● Directions for this task
Write out all the entries word for word and omit any pictures.

● The data

● ● ● ● ● ● ●

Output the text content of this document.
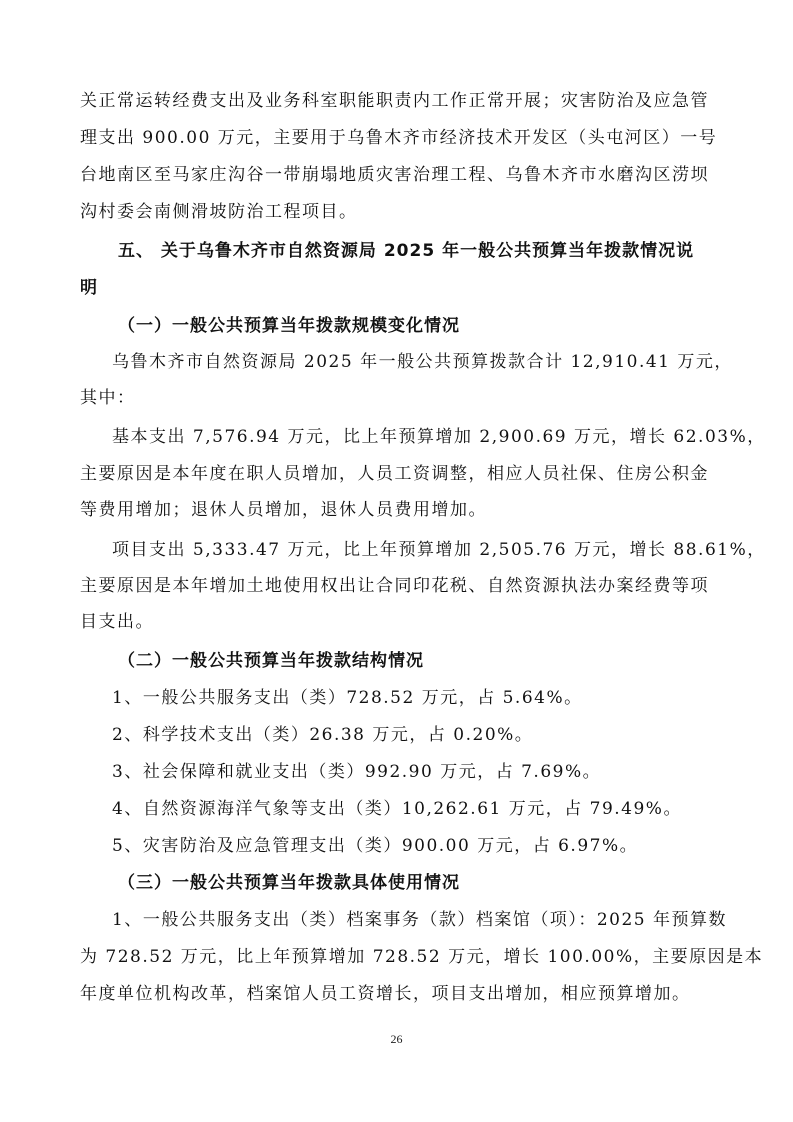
关正常运转经费支出及业务科室职能职责内工作正常开展；灾害防治及应急管
理支出 900.00 万元，主要用于乌鲁木齐市经济技术开发区（头屯河区）一号
台地南区至马家庄沟谷一带崩塌地质灾害治理工程、乌鲁木齐市水磨沟区涝坝
沟村委会南侧滑坡防治工程项目。
五、 关于乌鲁木齐市自然资源局 2025 年一般公共预算当年拨款情况说
明
（一）一般公共预算当年拨款规模变化情况
乌鲁木齐市自然资源局 2025 年一般公共预算拨款合计 12,910.41 万元，
其中：
基本支出 7,576.94 万元，比上年预算增加 2,900.69 万元，增长 62.03%，
主要原因是本年度在职人员增加，人员工资调整，相应人员社保、住房公积金
等费用增加；退休人员增加，退休人员费用增加。
项目支出 5,333.47 万元，比上年预算增加 2,505.76 万元，增长 88.61%，
主要原因是本年增加土地使用权出让合同印花税、自然资源执法办案经费等项
目支出。
（二）一般公共预算当年拨款结构情况
1、一般公共服务支出（类）728.52 万元，占 5.64%。
2、科学技术支出（类）26.38 万元，占 0.20%。
3、社会保障和就业支出（类）992.90 万元，占 7.69%。
4、自然资源海洋气象等支出（类）10,262.61 万元，占 79.49%。
5、灾害防治及应急管理支出（类）900.00 万元，占 6.97%。
（三）一般公共预算当年拨款具体使用情况
1、一般公共服务支出（类）档案事务（款）档案馆（项）：2025 年预算数
为 728.52 万元，比上年预算增加 728.52 万元，增长 100.00%，主要原因是本
年度单位机构改革，档案馆人员工资增长，项目支出增加，相应预算增加。
26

● ● ● ● ● ● ●

● Exercise answer
Output the text content of this document.
关正常运转经费支出及业务科室职能职责内工作正常开展；灾害防治及应急管
理支出 900.00 万元，主要用于乌鲁木齐市经济技术开发区（头屯河区）一号
台地南区至马家庄沟谷一带崩塌地质灾害治理工程、乌鲁木齐市水磨沟区涝坝
沟村委会南侧滑坡防治工程项目。
五、 关于乌鲁木齐市自然资源局 2025 年一般公共预算当年拨款情况说
明
（一）一般公共预算当年拨款规模变化情况
乌鲁木齐市自然资源局 2025 年一般公共预算拨款合计 12,910.41 万元，
其中：
基本支出 7,576.94 万元，比上年预算增加 2,900.69 万元，增长 62.03%，
主要原因是本年度在职人员增加，人员工资调整，相应人员社保、住房公积金
等费用增加；退休人员增加，退休人员费用增加。
项目支出 5,333.47 万元，比上年预算增加 2,505.76 万元，增长 88.61%，
主要原因是本年增加土地使用权出让合同印花税、自然资源执法办案经费等项
目支出。
（二）一般公共预算当年拨款结构情况
1、一般公共服务支出（类）728.52 万元，占 5.64%。
2、科学技术支出（类）26.38 万元，占 0.20%。
3、社会保障和就业支出（类）992.90 万元，占 7.69%。
4、自然资源海洋气象等支出（类）10,262.61 万元，占 79.49%。
5、灾害防治及应急管理支出（类）900.00 万元，占 6.97%。
（三）一般公共预算当年拨款具体使用情况
1、一般公共服务支出（类）档案事务（款）档案馆（项）：2025 年预算数
为 728.52 万元，比上年预算增加 728.52 万元，增长 100.00%，主要原因是本
年度单位机构改革，档案馆人员工资增长，项目支出增加，相应预算增加。
26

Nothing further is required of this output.